** CHALLENGE **
Copy nothing but the text: reproduce each line of the listing exactly and leave the pictures out.

** DATA FOR PROCESSING **
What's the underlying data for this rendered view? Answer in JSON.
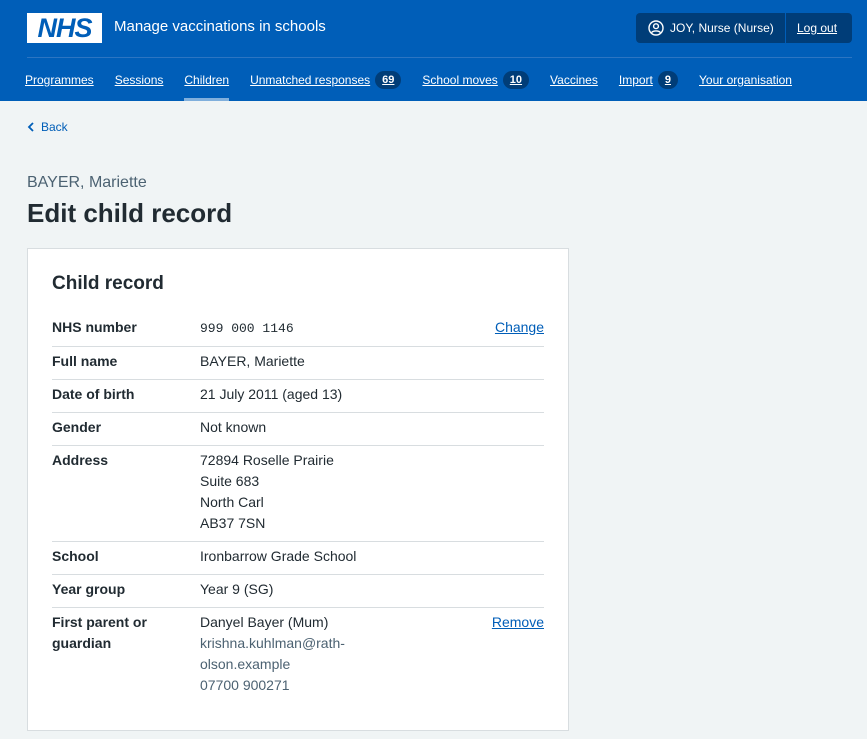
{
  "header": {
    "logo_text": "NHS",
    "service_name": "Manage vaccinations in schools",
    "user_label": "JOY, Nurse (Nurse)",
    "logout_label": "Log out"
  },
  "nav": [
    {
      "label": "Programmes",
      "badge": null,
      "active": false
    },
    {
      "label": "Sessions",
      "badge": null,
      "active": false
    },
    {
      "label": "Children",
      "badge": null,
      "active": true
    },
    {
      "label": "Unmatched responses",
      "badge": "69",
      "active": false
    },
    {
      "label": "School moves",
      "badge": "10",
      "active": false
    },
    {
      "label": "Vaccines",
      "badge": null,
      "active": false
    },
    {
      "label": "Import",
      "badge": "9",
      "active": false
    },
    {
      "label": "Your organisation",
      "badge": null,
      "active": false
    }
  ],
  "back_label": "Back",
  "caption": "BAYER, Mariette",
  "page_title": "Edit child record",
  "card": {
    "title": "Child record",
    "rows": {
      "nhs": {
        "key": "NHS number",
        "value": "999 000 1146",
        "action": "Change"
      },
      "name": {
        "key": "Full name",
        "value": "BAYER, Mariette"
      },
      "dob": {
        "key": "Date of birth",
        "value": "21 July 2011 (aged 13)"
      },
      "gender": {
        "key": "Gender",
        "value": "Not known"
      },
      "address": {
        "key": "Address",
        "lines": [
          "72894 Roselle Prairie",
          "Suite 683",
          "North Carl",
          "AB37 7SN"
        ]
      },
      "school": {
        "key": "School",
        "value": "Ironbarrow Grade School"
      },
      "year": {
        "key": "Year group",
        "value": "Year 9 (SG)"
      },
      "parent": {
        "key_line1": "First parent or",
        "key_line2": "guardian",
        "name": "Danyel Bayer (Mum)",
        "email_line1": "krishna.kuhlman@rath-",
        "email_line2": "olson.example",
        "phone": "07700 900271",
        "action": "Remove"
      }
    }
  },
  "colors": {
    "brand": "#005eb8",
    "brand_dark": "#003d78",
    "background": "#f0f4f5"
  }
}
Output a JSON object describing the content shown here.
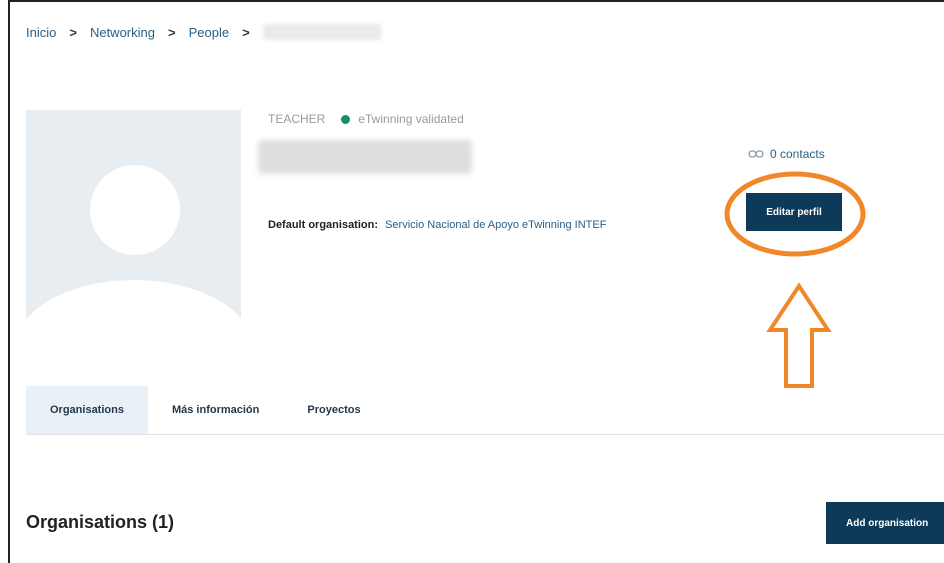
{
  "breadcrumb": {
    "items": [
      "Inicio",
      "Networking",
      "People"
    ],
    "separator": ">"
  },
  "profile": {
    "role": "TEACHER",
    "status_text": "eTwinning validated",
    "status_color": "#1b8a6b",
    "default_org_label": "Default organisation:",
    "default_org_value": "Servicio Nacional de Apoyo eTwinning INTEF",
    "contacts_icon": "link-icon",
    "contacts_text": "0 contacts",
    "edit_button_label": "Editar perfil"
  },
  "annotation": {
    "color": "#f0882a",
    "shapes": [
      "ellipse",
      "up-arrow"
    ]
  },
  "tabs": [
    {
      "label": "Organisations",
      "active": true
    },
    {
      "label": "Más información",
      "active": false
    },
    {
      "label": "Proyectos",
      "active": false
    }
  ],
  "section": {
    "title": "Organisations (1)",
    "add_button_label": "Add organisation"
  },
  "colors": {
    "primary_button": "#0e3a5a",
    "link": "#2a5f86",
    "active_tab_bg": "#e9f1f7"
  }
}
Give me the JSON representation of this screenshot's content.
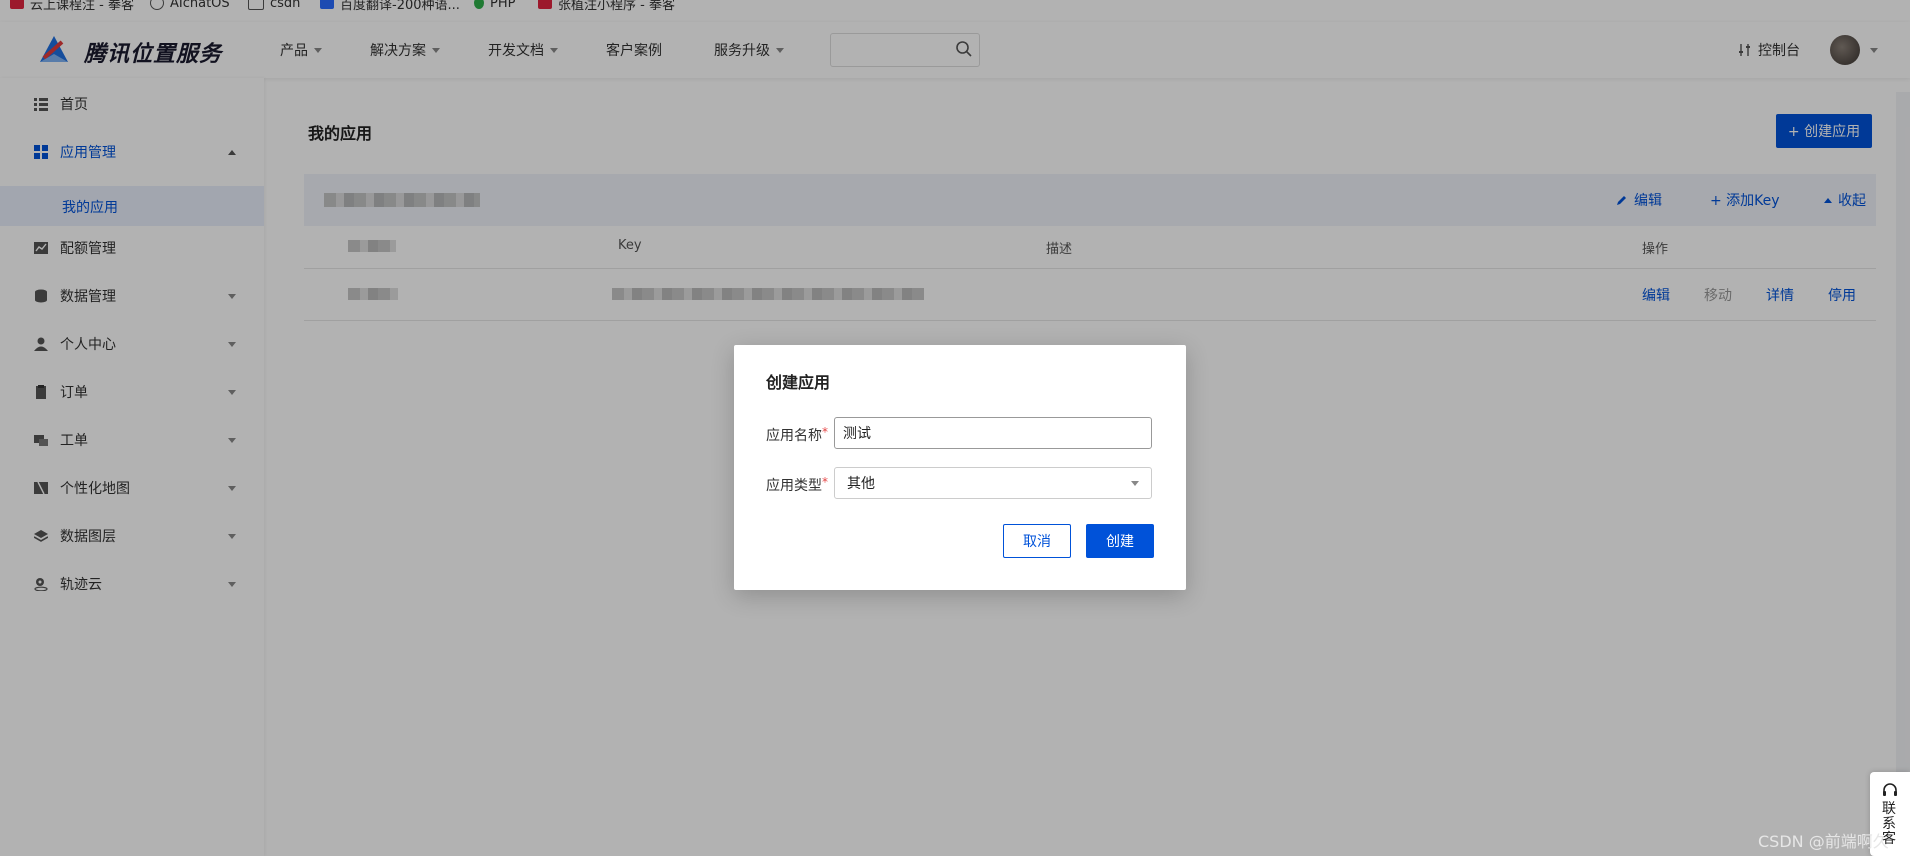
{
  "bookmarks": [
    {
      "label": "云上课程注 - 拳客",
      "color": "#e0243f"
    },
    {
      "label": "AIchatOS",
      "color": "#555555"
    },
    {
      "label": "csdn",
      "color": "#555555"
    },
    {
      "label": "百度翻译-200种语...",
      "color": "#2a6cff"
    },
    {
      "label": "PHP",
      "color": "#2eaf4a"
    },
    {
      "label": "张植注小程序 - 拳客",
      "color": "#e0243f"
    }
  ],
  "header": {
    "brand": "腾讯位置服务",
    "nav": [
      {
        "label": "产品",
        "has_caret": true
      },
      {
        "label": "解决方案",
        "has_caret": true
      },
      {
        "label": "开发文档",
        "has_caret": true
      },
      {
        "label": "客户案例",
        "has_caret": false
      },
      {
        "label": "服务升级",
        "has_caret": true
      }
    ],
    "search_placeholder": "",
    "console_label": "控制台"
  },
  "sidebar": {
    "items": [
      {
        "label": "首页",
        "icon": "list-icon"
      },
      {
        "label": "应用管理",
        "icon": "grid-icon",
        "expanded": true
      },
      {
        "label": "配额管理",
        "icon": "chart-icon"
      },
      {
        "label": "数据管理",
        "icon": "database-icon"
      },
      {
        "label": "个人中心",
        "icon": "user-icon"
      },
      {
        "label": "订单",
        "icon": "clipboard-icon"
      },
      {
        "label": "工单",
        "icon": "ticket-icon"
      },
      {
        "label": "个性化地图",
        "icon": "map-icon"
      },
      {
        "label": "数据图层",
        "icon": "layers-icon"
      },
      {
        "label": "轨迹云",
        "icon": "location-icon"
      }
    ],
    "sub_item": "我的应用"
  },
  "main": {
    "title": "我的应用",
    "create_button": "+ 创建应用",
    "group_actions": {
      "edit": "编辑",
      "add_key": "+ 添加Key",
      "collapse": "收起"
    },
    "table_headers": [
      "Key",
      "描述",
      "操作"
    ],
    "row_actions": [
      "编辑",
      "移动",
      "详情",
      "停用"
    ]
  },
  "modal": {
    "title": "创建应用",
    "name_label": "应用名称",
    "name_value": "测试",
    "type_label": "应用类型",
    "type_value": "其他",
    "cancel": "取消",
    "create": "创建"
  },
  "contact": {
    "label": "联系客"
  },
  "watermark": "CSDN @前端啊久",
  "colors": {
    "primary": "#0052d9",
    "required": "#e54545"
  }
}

** RESPONSE TO THE EXERCISE **
What's the underlying data for this rendered view? Answer in JSON.
{
  "header": {
    "logo_text": "NHS",
    "service_name": "Manage vaccinations in schools",
    "user_label": "JOY, Nurse (Nurse)",
    "logout_label": "Log out"
  },
  "nav": [
    {
      "label": "Programmes",
      "badge": null,
      "active": false
    },
    {
      "label": "Sessions",
      "badge": null,
      "active": false
    },
    {
      "label": "Children",
      "badge": null,
      "active": true
    },
    {
      "label": "Unmatched responses",
      "badge": "69",
      "active": false
    },
    {
      "label": "School moves",
      "badge": "10",
      "active": false
    },
    {
      "label": "Vaccines",
      "badge": null,
      "active": false
    },
    {
      "label": "Import",
      "badge": "9",
      "active": false
    },
    {
      "label": "Your organisation",
      "badge": null,
      "active": false
    }
  ],
  "back_label": "Back",
  "caption": "BAYER, Mariette",
  "page_title": "Edit child record",
  "card": {
    "title": "Child record",
    "rows": {
      "nhs": {
        "key": "NHS number",
        "value": "999 000 1146",
        "action": "Change"
      },
      "name": {
        "key": "Full name",
        "value": "BAYER, Mariette"
      },
      "dob": {
        "key": "Date of birth",
        "value": "21 July 2011 (aged 13)"
      },
      "gender": {
        "key": "Gender",
        "value": "Not known"
      },
      "address": {
        "key": "Address",
        "lines": [
          "72894 Roselle Prairie",
          "Suite 683",
          "North Carl",
          "AB37 7SN"
        ]
      },
      "school": {
        "key": "School",
        "value": "Ironbarrow Grade School"
      },
      "year": {
        "key": "Year group",
        "value": "Year 9 (SG)"
      },
      "parent": {
        "key_line1": "First parent or",
        "key_line2": "guardian",
        "name": "Danyel Bayer (Mum)",
        "email_line1": "krishna.kuhlman@rath-",
        "email_line2": "olson.example",
        "phone": "07700 900271",
        "action": "Remove"
      }
    }
  },
  "colors": {
    "brand": "#005eb8",
    "brand_dark": "#003d78",
    "background": "#f0f4f5"
  }
}
Output a JSON object describing the content shown here.
{
  "breadcrumb": {
    "items": [
      "Inicio",
      "Networking",
      "People"
    ],
    "separator": ">"
  },
  "profile": {
    "role": "TEACHER",
    "status_text": "eTwinning validated",
    "status_color": "#1b8a6b",
    "default_org_label": "Default organisation:",
    "default_org_value": "Servicio Nacional de Apoyo eTwinning INTEF",
    "contacts_icon": "link-icon",
    "contacts_text": "0 contacts",
    "edit_button_label": "Editar perfil"
  },
  "annotation": {
    "color": "#f0882a",
    "shapes": [
      "ellipse",
      "up-arrow"
    ]
  },
  "tabs": [
    {
      "label": "Organisations",
      "active": true
    },
    {
      "label": "Más información",
      "active": false
    },
    {
      "label": "Proyectos",
      "active": false
    }
  ],
  "section": {
    "title": "Organisations (1)",
    "add_button_label": "Add organisation"
  },
  "colors": {
    "primary_button": "#0e3a5a",
    "link": "#2a5f86",
    "active_tab_bg": "#e9f1f7"
  }
}
Give me the JSON representation of this screenshot's content.
{
  "bookmarks": [
    {
      "label": "云上课程注 - 拳客",
      "color": "#e0243f"
    },
    {
      "label": "AIchatOS",
      "color": "#555555"
    },
    {
      "label": "csdn",
      "color": "#555555"
    },
    {
      "label": "百度翻译-200种语...",
      "color": "#2a6cff"
    },
    {
      "label": "PHP",
      "color": "#2eaf4a"
    },
    {
      "label": "张植注小程序 - 拳客",
      "color": "#e0243f"
    }
  ],
  "header": {
    "brand": "腾讯位置服务",
    "nav": [
      {
        "label": "产品",
        "has_caret": true
      },
      {
        "label": "解决方案",
        "has_caret": true
      },
      {
        "label": "开发文档",
        "has_caret": true
      },
      {
        "label": "客户案例",
        "has_caret": false
      },
      {
        "label": "服务升级",
        "has_caret": true
      }
    ],
    "search_placeholder": "",
    "console_label": "控制台"
  },
  "sidebar": {
    "items": [
      {
        "label": "首页",
        "icon": "list-icon"
      },
      {
        "label": "应用管理",
        "icon": "grid-icon",
        "expanded": true
      },
      {
        "label": "配额管理",
        "icon": "chart-icon"
      },
      {
        "label": "数据管理",
        "icon": "database-icon"
      },
      {
        "label": "个人中心",
        "icon": "user-icon"
      },
      {
        "label": "订单",
        "icon": "clipboard-icon"
      },
      {
        "label": "工单",
        "icon": "ticket-icon"
      },
      {
        "label": "个性化地图",
        "icon": "map-icon"
      },
      {
        "label": "数据图层",
        "icon": "layers-icon"
      },
      {
        "label": "轨迹云",
        "icon": "location-icon"
      }
    ],
    "sub_item": "我的应用"
  },
  "main": {
    "title": "我的应用",
    "create_button": "+ 创建应用",
    "group_actions": {
      "edit": "编辑",
      "add_key": "+ 添加Key",
      "collapse": "收起"
    },
    "table_headers": [
      "Key",
      "描述",
      "操作"
    ],
    "row_actions": [
      "编辑",
      "移动",
      "详情",
      "停用"
    ]
  },
  "modal": {
    "title": "创建应用",
    "name_label": "应用名称",
    "name_value": "测试",
    "type_label": "应用类型",
    "type_value": "其他",
    "cancel": "取消",
    "create": "创建"
  },
  "contact": {
    "label": "联系客"
  },
  "watermark": "CSDN @前端啊久",
  "colors": {
    "primary": "#0052d9",
    "required": "#e54545"
  }
}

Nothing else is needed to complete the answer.